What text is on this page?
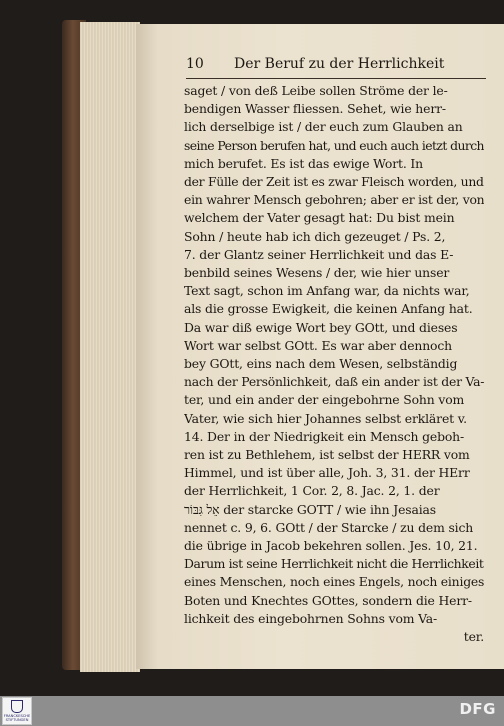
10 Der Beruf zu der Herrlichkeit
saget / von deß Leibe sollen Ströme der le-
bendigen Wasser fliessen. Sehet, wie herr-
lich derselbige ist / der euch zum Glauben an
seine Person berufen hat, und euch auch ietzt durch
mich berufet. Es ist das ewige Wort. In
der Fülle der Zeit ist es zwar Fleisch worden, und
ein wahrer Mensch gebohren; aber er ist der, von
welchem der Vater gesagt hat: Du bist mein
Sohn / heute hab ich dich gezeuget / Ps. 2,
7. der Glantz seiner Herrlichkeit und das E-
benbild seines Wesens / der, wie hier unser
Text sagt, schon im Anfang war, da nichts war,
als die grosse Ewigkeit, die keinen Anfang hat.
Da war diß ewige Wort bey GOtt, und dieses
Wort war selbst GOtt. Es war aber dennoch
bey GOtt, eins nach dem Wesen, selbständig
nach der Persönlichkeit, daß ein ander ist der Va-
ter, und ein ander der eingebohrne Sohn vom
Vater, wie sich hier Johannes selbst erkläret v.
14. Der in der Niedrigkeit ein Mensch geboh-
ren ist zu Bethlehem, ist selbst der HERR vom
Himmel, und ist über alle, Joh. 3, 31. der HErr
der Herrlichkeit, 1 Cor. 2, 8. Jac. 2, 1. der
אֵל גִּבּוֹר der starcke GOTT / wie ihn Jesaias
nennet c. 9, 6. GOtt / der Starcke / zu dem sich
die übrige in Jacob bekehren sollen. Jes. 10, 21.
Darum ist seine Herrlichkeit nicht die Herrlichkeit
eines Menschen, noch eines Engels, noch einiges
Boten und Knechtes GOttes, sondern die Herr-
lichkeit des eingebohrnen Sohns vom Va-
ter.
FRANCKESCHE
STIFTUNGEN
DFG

==========

**What the exercise asks**:
Find the lines with the string "ewige" and reproduce them.

**Task answer**:
mich berufet. Es ist das ewige Wort. In
Da war diß ewige Wort bey GOtt, und dieses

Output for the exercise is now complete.